Job:
Reproduce the records exactly.

Material for the task:
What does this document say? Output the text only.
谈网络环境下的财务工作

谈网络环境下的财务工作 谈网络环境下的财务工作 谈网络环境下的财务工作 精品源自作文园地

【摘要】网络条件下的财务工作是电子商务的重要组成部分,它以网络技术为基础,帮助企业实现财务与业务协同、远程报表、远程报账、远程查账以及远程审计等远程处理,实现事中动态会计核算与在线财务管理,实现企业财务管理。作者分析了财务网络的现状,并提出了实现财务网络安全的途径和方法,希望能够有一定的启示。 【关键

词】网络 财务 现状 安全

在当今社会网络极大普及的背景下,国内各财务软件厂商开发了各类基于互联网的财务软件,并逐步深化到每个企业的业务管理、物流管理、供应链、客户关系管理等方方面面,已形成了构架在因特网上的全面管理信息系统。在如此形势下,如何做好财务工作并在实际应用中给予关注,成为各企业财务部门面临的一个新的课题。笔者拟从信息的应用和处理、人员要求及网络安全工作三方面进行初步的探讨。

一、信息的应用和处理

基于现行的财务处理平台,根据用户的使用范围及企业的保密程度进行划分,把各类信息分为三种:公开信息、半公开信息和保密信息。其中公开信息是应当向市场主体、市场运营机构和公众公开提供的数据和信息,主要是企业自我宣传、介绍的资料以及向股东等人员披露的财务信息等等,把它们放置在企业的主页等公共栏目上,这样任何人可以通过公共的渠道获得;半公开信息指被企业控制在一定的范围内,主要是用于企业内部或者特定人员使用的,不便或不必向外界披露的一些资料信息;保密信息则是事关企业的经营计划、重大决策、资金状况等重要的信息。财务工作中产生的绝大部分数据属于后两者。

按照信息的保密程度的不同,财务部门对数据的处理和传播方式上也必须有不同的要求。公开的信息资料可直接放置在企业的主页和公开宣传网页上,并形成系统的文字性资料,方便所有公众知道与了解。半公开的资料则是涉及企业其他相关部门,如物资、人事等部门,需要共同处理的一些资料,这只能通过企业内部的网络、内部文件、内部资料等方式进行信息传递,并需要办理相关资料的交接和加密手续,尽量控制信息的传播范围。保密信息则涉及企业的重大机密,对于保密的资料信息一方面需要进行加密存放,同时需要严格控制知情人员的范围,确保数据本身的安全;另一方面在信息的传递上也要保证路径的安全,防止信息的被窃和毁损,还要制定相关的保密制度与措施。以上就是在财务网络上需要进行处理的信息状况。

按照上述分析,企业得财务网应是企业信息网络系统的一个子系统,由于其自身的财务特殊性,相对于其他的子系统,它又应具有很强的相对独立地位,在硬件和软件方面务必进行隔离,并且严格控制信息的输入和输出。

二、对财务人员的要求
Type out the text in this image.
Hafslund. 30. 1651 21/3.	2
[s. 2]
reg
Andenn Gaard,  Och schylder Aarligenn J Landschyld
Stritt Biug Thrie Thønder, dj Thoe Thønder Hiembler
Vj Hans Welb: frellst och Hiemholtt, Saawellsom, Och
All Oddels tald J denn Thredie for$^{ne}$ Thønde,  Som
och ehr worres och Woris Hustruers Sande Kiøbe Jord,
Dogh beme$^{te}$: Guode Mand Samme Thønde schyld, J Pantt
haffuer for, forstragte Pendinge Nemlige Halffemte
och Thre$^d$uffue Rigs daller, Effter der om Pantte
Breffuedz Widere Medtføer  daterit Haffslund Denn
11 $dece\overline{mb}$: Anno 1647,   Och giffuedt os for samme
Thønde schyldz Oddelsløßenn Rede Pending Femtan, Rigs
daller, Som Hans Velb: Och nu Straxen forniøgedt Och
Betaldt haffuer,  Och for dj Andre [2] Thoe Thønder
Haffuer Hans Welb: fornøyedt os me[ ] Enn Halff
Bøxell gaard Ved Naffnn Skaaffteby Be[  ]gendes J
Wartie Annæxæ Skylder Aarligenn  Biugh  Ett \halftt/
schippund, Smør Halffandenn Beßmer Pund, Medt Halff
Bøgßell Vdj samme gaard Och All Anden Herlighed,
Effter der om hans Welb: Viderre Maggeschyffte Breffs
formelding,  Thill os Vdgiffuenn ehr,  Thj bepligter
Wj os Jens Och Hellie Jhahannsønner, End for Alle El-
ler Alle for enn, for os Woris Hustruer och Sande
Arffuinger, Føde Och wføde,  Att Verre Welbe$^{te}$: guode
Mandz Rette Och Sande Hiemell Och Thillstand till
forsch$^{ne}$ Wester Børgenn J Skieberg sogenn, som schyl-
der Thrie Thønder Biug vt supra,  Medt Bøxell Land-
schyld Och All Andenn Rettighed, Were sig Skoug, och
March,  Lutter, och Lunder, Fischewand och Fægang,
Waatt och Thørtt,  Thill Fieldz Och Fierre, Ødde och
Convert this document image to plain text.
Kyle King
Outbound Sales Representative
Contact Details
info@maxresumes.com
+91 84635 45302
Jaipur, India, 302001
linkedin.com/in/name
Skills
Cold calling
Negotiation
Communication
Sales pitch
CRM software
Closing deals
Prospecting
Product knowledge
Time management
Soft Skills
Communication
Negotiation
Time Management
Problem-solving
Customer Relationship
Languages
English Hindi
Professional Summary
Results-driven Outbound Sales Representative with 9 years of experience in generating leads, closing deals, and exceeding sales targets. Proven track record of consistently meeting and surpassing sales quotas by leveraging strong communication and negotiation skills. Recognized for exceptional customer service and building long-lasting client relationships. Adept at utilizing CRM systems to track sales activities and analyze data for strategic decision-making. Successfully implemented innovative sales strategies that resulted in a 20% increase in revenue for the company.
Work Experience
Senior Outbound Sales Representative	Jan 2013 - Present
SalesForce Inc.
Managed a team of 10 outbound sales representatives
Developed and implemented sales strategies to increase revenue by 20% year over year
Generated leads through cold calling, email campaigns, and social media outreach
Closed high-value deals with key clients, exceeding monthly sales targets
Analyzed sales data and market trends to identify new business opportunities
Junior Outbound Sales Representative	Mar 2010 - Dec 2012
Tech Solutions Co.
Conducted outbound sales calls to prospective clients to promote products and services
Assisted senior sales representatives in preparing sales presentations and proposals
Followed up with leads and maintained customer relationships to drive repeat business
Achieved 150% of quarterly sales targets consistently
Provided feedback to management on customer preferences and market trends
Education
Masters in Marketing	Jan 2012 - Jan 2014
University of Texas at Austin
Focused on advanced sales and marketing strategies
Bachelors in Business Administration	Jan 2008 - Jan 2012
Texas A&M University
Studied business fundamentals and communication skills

Complete answer:
What does this document say? Output the text only.
谈网络环境下的财务工作

谈网络环境下的财务工作 谈网络环境下的财务工作 谈网络环境下的财务工作 精品源自作文园地

【摘要】网络条件下的财务工作是电子商务的重要组成部分,它以网络技术为基础,帮助企业实现财务与业务协同、远程报表、远程报账、远程查账以及远程审计等远程处理,实现事中动态会计核算与在线财务管理,实现企业财务管理。作者分析了财务网络的现状,并提出了实现财务网络安全的途径和方法,希望能够有一定的启示。 【关键

词】网络 财务 现状 安全

在当今社会网络极大普及的背景下,国内各财务软件厂商开发了各类基于互联网的财务软件,并逐步深化到每个企业的业务管理、物流管理、供应链、客户关系管理等方方面面,已形成了构架在因特网上的全面管理信息系统。在如此形势下,如何做好财务工作并在实际应用中给予关注,成为各企业财务部门面临的一个新的课题。笔者拟从信息的应用和处理、人员要求及网络安全工作三方面进行初步的探讨。

一、信息的应用和处理

基于现行的财务处理平台,根据用户的使用范围及企业的保密程度进行划分,把各类信息分为三种:公开信息、半公开信息和保密信息。其中公开信息是应当向市场主体、市场运营机构和公众公开提供的数据和信息,主要是企业自我宣传、介绍的资料以及向股东等人员披露的财务信息等等,把它们放置在企业的主页等公共栏目上,这样任何人可以通过公共的渠道获得;半公开信息指被企业控制在一定的范围内,主要是用于企业内部或者特定人员使用的,不便或不必向外界披露的一些资料信息;保密信息则是事关企业的经营计划、重大决策、资金状况等重要的信息。财务工作中产生的绝大部分数据属于后两者。

按照信息的保密程度的不同,财务部门对数据的处理和传播方式上也必须有不同的要求。公开的信息资料可直接放置在企业的主页和公开宣传网页上,并形成系统的文字性资料,方便所有公众知道与了解。半公开的资料则是涉及企业其他相关部门,如物资、人事等部门,需要共同处理的一些资料,这只能通过企业内部的网络、内部文件、内部资料等方式进行信息传递,并需要办理相关资料的交接和加密手续,尽量控制信息的传播范围。保密信息则涉及企业的重大机密,对于保密的资料信息一方面需要进行加密存放,同时需要严格控制知情人员的范围,确保数据本身的安全;另一方面在信息的传递上也要保证路径的安全,防止信息的被窃和毁损,还要制定相关的保密制度与措施。以上就是在财务网络上需要进行处理的信息状况。

按照上述分析,企业得财务网应是企业信息网络系统的一个子系统,由于其自身的财务特殊性,相对于其他的子系统,它又应具有很强的相对独立地位,在硬件和软件方面务必进行隔离,并且严格控制信息的输入和输出。

二、对财务人员的要求
Type out the text in this image.
Hafslund. 30. 1651 21/3.	2
[s. 2]
reg
Andenn Gaard,  Och schylder Aarligenn J Landschyld
Stritt Biug Thrie Thønder, dj Thoe Thønder Hiembler
Vj Hans Welb: frellst och Hiemholtt, Saawellsom, Och
All Oddels tald J denn Thredie for$^{ne}$ Thønde,  Som
och ehr worres och Woris Hustruers Sande Kiøbe Jord,
Dogh beme$^{te}$: Guode Mand Samme Thønde schyld, J Pantt
haffuer for, forstragte Pendinge Nemlige Halffemte
och Thre$^d$uffue Rigs daller, Effter der om Pantte
Breffuedz Widere Medtføer  daterit Haffslund Denn
11 $dece\overline{mb}$: Anno 1647,   Och giffuedt os for samme
Thønde schyldz Oddelsløßenn Rede Pending Femtan, Rigs
daller, Som Hans Velb: Och nu Straxen forniøgedt Och
Betaldt haffuer,  Och for dj Andre [2] Thoe Thønder
Haffuer Hans Welb: fornøyedt os me[ ] Enn Halff
Bøxell gaard Ved Naffnn Skaaffteby Be[  ]gendes J
Wartie Annæxæ Skylder Aarligenn  Biugh  Ett \halftt/
schippund, Smør Halffandenn Beßmer Pund, Medt Halff
Bøgßell Vdj samme gaard Och All Anden Herlighed,
Effter der om hans Welb: Viderre Maggeschyffte Breffs
formelding,  Thill os Vdgiffuenn ehr,  Thj bepligter
Wj os Jens Och Hellie Jhahannsønner, End for Alle El-
ler Alle for enn, for os Woris Hustruer och Sande
Arffuinger, Føde Och wføde,  Att Verre Welbe$^{te}$: guode
Mandz Rette Och Sande Hiemell Och Thillstand till
forsch$^{ne}$ Wester Børgenn J Skieberg sogenn, som schyl-
der Thrie Thønder Biug vt supra,  Medt Bøxell Land-
schyld Och All Andenn Rettighed, Were sig Skoug, och
March,  Lutter, och Lunder, Fischewand och Fægang,
Waatt och Thørtt,  Thill Fieldz Och Fierre, Ødde och
Convert this document image to plain text.
Kyle King
Outbound Sales Representative
Contact Details
info@maxresumes.com
+91 84635 45302
Jaipur, India, 302001
linkedin.com/in/name
Skills
Cold calling
Negotiation
Communication
Sales pitch
CRM software
Closing deals
Prospecting
Product knowledge
Time management
Soft Skills
Communication
Negotiation
Time Management
Problem-solving
Customer Relationship
Languages
English Hindi
Professional Summary
Results-driven Outbound Sales Representative with 9 years of experience in generating leads, closing deals, and exceeding sales targets. Proven track record of consistently meeting and surpassing sales quotas by leveraging strong communication and negotiation skills. Recognized for exceptional customer service and building long-lasting client relationships. Adept at utilizing CRM systems to track sales activities and analyze data for strategic decision-making. Successfully implemented innovative sales strategies that resulted in a 20% increase in revenue for the company.
Work Experience
Senior Outbound Sales Representative	Jan 2013 - Present
SalesForce Inc.
Managed a team of 10 outbound sales representatives
Developed and implemented sales strategies to increase revenue by 20% year over year
Generated leads through cold calling, email campaigns, and social media outreach
Closed high-value deals with key clients, exceeding monthly sales targets
Analyzed sales data and market trends to identify new business opportunities
Junior Outbound Sales Representative	Mar 2010 - Dec 2012
Tech Solutions Co.
Conducted outbound sales calls to prospective clients to promote products and services
Assisted senior sales representatives in preparing sales presentations and proposals
Followed up with leads and maintained customer relationships to drive repeat business
Achieved 150% of quarterly sales targets consistently
Provided feedback to management on customer preferences and market trends
Education
Masters in Marketing	Jan 2012 - Jan 2014
University of Texas at Austin
Focused on advanced sales and marketing strategies
Bachelors in Business Administration	Jan 2008 - Jan 2012
Texas A&M University
Studied business fundamentals and communication skills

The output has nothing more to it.